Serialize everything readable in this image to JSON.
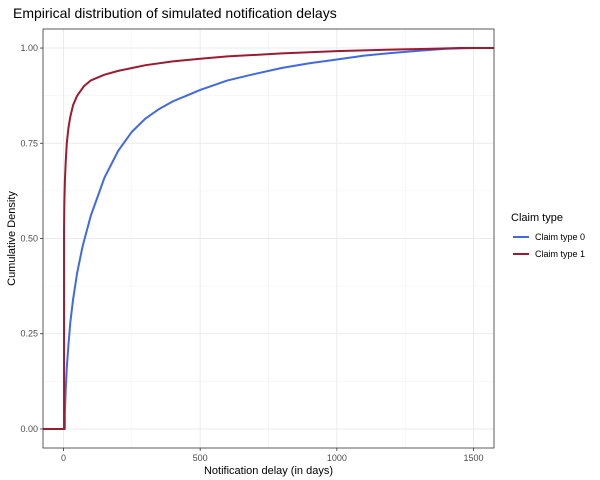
{
  "chart_data": {
    "type": "line",
    "title": "Empirical distribution of simulated notification delays",
    "xlabel": "Notification delay (in days)",
    "ylabel": "Cumulative Density",
    "xlim": [
      -75,
      1575
    ],
    "ylim": [
      -0.05,
      1.05
    ],
    "x_ticks": [
      0,
      500,
      1000,
      1500
    ],
    "x_tick_labels": [
      "0",
      "500",
      "1000",
      "1500"
    ],
    "y_ticks": [
      0,
      0.25,
      0.5,
      0.75,
      1.0
    ],
    "y_tick_labels": [
      "0.00",
      "0.25",
      "0.50",
      "0.75",
      "1.00"
    ],
    "grid": true,
    "legend": {
      "title": "Claim type",
      "position": "right"
    },
    "series": [
      {
        "name": "Claim type 0",
        "color": "#4169e1",
        "points": [
          [
            -75,
            0
          ],
          [
            5,
            0
          ],
          [
            5,
            0.04
          ],
          [
            8,
            0.1
          ],
          [
            12,
            0.16
          ],
          [
            18,
            0.22
          ],
          [
            25,
            0.28
          ],
          [
            35,
            0.34
          ],
          [
            50,
            0.41
          ],
          [
            70,
            0.48
          ],
          [
            100,
            0.56
          ],
          [
            150,
            0.66
          ],
          [
            200,
            0.73
          ],
          [
            250,
            0.78
          ],
          [
            300,
            0.815
          ],
          [
            350,
            0.84
          ],
          [
            400,
            0.86
          ],
          [
            450,
            0.875
          ],
          [
            500,
            0.89
          ],
          [
            600,
            0.915
          ],
          [
            700,
            0.932
          ],
          [
            800,
            0.948
          ],
          [
            900,
            0.96
          ],
          [
            1000,
            0.97
          ],
          [
            1100,
            0.98
          ],
          [
            1200,
            0.987
          ],
          [
            1300,
            0.993
          ],
          [
            1400,
            0.998
          ],
          [
            1500,
            1.0
          ],
          [
            1575,
            1.0
          ]
        ]
      },
      {
        "name": "Claim type 1",
        "color": "#9b1b30",
        "points": [
          [
            -75,
            0
          ],
          [
            2,
            0
          ],
          [
            2,
            0.52
          ],
          [
            3,
            0.59
          ],
          [
            5,
            0.65
          ],
          [
            8,
            0.7
          ],
          [
            12,
            0.75
          ],
          [
            18,
            0.79
          ],
          [
            25,
            0.82
          ],
          [
            35,
            0.85
          ],
          [
            50,
            0.875
          ],
          [
            75,
            0.9
          ],
          [
            100,
            0.915
          ],
          [
            150,
            0.93
          ],
          [
            200,
            0.94
          ],
          [
            300,
            0.955
          ],
          [
            400,
            0.965
          ],
          [
            500,
            0.972
          ],
          [
            600,
            0.978
          ],
          [
            800,
            0.986
          ],
          [
            1000,
            0.992
          ],
          [
            1200,
            0.996
          ],
          [
            1350,
            0.998
          ],
          [
            1450,
            1.0
          ],
          [
            1575,
            1.0
          ]
        ]
      }
    ]
  }
}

#####

**WORK TO BE COMPLETED:**
Which lines hold the word "Claim"? Copy all of them.

**RESPONSE:**
      "title": "Claim type",
        "name": "Claim type 0",
        "name": "Claim type 1",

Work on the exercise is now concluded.